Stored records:
┌──

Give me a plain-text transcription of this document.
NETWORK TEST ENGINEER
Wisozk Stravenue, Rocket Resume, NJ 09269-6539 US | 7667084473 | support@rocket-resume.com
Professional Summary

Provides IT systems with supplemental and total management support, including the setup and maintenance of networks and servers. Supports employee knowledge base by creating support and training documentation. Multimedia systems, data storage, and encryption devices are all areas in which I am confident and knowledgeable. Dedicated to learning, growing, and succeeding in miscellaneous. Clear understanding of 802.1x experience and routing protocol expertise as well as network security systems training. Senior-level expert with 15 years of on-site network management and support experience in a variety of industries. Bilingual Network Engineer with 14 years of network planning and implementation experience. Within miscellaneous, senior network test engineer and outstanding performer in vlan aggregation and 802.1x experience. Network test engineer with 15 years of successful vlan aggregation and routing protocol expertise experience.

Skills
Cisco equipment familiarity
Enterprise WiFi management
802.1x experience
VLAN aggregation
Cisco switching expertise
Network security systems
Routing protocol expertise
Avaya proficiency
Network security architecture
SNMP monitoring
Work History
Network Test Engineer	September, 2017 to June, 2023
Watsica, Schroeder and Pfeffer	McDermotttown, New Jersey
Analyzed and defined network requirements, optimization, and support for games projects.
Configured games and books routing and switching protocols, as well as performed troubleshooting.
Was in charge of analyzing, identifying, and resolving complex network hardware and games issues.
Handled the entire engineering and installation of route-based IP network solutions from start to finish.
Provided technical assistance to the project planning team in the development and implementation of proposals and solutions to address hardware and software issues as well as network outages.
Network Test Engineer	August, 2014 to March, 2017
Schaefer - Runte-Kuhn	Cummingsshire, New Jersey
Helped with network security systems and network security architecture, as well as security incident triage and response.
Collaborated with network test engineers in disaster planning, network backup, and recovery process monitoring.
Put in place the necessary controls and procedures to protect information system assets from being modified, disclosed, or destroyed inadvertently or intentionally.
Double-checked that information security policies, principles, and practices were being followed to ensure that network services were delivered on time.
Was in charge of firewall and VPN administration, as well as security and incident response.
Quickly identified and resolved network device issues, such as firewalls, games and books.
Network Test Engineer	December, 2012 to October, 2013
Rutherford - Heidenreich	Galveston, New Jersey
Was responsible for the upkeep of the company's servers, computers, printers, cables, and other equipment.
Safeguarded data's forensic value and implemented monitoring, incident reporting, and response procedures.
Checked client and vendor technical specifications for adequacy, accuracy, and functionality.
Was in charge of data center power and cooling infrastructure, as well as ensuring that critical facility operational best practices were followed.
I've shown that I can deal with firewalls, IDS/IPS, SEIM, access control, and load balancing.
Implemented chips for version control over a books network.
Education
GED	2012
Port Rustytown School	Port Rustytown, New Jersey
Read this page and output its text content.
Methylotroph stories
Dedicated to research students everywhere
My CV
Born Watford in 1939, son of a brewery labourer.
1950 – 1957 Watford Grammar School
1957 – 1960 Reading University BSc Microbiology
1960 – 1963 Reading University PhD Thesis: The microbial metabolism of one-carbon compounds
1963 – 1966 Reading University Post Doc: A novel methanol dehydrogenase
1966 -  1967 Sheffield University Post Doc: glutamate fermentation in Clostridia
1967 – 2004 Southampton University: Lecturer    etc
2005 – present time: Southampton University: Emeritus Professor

└──

### What you need to do
Each line of the listing should be copied exactly.

### Output of the exercise
Give me a plain-text transcription of this document.
NETWORK TEST ENGINEER
Wisozk Stravenue, Rocket Resume, NJ 09269-6539 US | 7667084473 | support@rocket-resume.com
Professional Summary

Provides IT systems with supplemental and total management support, including the setup and maintenance of networks and servers. Supports employee knowledge base by creating support and training documentation. Multimedia systems, data storage, and encryption devices are all areas in which I am confident and knowledgeable. Dedicated to learning, growing, and succeeding in miscellaneous. Clear understanding of 802.1x experience and routing protocol expertise as well as network security systems training. Senior-level expert with 15 years of on-site network management and support experience in a variety of industries. Bilingual Network Engineer with 14 years of network planning and implementation experience. Within miscellaneous, senior network test engineer and outstanding performer in vlan aggregation and 802.1x experience. Network test engineer with 15 years of successful vlan aggregation and routing protocol expertise experience.

Skills
Cisco equipment familiarity
Enterprise WiFi management
802.1x experience
VLAN aggregation
Cisco switching expertise
Network security systems
Routing protocol expertise
Avaya proficiency
Network security architecture
SNMP monitoring
Work History
Network Test Engineer	September, 2017 to June, 2023
Watsica, Schroeder and Pfeffer	McDermotttown, New Jersey
Analyzed and defined network requirements, optimization, and support for games projects.
Configured games and books routing and switching protocols, as well as performed troubleshooting.
Was in charge of analyzing, identifying, and resolving complex network hardware and games issues.
Handled the entire engineering and installation of route-based IP network solutions from start to finish.
Provided technical assistance to the project planning team in the development and implementation of proposals and solutions to address hardware and software issues as well as network outages.
Network Test Engineer	August, 2014 to March, 2017
Schaefer - Runte-Kuhn	Cummingsshire, New Jersey
Helped with network security systems and network security architecture, as well as security incident triage and response.
Collaborated with network test engineers in disaster planning, network backup, and recovery process monitoring.
Put in place the necessary controls and procedures to protect information system assets from being modified, disclosed, or destroyed inadvertently or intentionally.
Double-checked that information security policies, principles, and practices were being followed to ensure that network services were delivered on time.
Was in charge of firewall and VPN administration, as well as security and incident response.
Quickly identified and resolved network device issues, such as firewalls, games and books.
Network Test Engineer	December, 2012 to October, 2013
Rutherford - Heidenreich	Galveston, New Jersey
Was responsible for the upkeep of the company's servers, computers, printers, cables, and other equipment.
Safeguarded data's forensic value and implemented monitoring, incident reporting, and response procedures.
Checked client and vendor technical specifications for adequacy, accuracy, and functionality.
Was in charge of data center power and cooling infrastructure, as well as ensuring that critical facility operational best practices were followed.
I've shown that I can deal with firewalls, IDS/IPS, SEIM, access control, and load balancing.
Implemented chips for version control over a books network.
Education
GED	2012
Port Rustytown School	Port Rustytown, New Jersey
Read this page and output its text content.
Methylotroph stories
Dedicated to research students everywhere
My CV
Born Watford in 1939, son of a brewery labourer.
1950 – 1957 Watford Grammar School
1957 – 1960 Reading University BSc Microbiology
1960 – 1963 Reading University PhD Thesis: The microbial metabolism of one-carbon compounds
1963 – 1966 Reading University Post Doc: A novel methanol dehydrogenase
1966 -  1967 Sheffield University Post Doc: glutamate fermentation in Clostridia
1967 – 2004 Southampton University: Lecturer    etc
2005 – present time: Southampton University: Emeritus Professor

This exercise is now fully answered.